Une Amérique gaie en marche

Il aura fallu attendre le nouveau millénaire pour que le premier long métrage de Gus Van Sant, Mala Noche, soit diffusé en dehors des circuits festivaliers. Quinze ans plus tôt, à l’époque des balbutiements de la théorie queer, la sortie de ce film avait pourtant causé un séisme dans l’univers cinématographique gai. Au sein de son long métrage, Gus Van Sant confectionne une imagerie nouvelle qui viendra influencer le cinéma queer des années 90.

>> Julie Demers

Générique d’ouverture : Portland, Oregon, dans les quartiers mal famés. Walt, jeune et costaud, s’accoude sur le comptoir d’une petite épicerie. Il regarde Johnny Alonzo, immigrant mexicain illégal fraîchement débarqué à Portland. Une musique country résonne, et Walt se met à penser : « Il fait battre mon cœur. Tout ce que je veux, c’est le caresser, le prendre dans mes bras ». Un autre homme s’exclame alors sans le moindre mépris : « Walt aime les hommes. »

Entrées
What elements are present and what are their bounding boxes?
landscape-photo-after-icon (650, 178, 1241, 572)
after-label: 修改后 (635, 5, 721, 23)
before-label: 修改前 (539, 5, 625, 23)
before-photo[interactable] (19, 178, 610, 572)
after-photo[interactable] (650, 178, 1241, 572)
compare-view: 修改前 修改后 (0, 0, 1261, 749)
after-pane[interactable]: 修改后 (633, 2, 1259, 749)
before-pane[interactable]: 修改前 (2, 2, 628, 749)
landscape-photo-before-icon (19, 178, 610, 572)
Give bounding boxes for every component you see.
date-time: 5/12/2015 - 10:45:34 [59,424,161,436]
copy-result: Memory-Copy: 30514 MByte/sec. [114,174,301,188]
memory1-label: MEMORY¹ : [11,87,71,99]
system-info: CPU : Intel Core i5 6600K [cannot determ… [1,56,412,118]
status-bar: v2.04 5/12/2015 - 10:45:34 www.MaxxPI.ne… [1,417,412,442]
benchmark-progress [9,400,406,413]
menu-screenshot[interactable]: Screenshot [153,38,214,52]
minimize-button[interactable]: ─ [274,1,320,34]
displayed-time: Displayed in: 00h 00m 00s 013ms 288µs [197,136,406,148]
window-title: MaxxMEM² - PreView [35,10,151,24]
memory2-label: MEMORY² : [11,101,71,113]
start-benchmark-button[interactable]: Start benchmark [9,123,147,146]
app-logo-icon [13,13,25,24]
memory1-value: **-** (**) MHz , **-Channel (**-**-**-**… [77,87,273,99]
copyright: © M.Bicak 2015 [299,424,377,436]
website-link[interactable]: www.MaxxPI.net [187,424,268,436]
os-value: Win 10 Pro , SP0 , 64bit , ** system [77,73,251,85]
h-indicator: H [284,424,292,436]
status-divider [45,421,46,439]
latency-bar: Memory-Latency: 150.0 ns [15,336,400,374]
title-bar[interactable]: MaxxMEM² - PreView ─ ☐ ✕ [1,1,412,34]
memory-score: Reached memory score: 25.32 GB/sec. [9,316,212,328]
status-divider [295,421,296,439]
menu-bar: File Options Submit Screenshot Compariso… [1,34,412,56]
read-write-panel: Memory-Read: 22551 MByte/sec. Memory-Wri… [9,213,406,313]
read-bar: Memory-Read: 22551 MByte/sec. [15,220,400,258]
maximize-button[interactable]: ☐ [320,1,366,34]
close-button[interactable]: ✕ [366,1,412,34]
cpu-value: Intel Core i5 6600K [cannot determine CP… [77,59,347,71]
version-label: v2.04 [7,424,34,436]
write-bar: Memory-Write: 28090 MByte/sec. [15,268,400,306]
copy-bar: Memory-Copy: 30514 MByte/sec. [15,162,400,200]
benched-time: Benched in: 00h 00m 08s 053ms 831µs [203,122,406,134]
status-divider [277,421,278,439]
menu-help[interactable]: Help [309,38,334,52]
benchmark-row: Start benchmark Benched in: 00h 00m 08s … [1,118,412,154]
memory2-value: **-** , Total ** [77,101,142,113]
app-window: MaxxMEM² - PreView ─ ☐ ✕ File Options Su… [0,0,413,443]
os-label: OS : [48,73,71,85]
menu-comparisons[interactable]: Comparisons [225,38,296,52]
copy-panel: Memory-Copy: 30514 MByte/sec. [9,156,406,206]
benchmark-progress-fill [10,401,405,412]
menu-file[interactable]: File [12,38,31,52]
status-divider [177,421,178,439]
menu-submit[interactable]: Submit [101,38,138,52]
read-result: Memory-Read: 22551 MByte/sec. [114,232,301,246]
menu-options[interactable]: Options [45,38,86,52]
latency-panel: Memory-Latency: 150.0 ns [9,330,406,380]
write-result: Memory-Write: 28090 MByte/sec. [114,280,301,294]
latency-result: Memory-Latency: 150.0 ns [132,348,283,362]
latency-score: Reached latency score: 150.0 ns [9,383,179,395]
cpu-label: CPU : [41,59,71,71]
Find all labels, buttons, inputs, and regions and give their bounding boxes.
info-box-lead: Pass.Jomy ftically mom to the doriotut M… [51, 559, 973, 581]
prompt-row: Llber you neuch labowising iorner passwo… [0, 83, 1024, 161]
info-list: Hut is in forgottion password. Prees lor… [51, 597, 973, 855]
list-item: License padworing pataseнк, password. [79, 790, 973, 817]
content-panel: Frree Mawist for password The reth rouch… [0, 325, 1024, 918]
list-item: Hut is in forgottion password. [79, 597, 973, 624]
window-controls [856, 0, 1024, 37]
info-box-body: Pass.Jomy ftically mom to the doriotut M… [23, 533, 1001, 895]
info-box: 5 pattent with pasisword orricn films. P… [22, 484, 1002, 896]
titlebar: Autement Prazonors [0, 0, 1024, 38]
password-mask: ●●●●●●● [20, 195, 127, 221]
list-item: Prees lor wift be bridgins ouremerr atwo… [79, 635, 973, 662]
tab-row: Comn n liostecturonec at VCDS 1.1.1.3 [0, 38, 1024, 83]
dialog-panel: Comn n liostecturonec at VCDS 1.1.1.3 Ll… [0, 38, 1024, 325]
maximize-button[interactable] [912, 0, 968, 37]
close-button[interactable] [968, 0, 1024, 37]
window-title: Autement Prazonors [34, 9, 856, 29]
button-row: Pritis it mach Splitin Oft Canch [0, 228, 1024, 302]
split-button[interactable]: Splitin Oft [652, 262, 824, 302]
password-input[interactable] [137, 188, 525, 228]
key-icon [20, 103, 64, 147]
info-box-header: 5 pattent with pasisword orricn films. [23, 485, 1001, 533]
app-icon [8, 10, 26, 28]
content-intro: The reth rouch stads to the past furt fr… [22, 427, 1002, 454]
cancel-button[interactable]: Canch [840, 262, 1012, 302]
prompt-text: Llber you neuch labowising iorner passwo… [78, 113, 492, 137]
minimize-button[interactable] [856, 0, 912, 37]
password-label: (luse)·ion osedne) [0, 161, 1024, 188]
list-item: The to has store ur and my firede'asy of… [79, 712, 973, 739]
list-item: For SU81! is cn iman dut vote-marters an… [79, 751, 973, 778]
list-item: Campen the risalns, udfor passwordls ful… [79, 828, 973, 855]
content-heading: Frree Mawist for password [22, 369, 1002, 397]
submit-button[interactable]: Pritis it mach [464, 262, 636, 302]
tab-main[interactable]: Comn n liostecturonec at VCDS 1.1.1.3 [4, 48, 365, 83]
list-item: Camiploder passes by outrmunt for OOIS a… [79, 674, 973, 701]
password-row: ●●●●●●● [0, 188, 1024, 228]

Problèmes et tâches
[A] Résumez l'extrait en deux phrases.
[B] Réécrivez le passage de l'extrait compris entre « Une Amérique gaie » et « queer des années 90. », inclus, en remplaçant « séisme » par « bouleversement ».

Réponses finales
[A] Le premier long métrage de Gus Van Sant, Mala Noche, n'a été diffusé en dehors des circuits festivaliers qu'au nouveau millénaire, bien que sa sortie, quinze ans plus tôt, ait causé un séisme dans l'univers cinématographique gai et que son imagerie nouvelle ait influencé le cinéma queer des années 90. Dans le générique d'ouverture, à Portland, Walt, accoudé au comptoir d'une petite épicerie, regarde Johnny Alonzo, immigrant mexicain illégal, et pense qu'il voudrait le caresser et le prendre dans ses bras.

[B]
Une Amérique gaie en marche

Il aura fallu attendre le nouveau millénaire pour que le premier long métrage de Gus Van Sant, Mala Noche, soit diffusé en dehors des circuits festivaliers. Quinze ans plus tôt, à l’époque des balbutiements de la théorie queer, la sortie de ce film avait pourtant causé un bouleversement dans l’univers cinématographique gai. Au sein de son long métrage, Gus Van Sant confectionne une imagerie nouvelle qui viendra influencer le cinéma queer des années 90.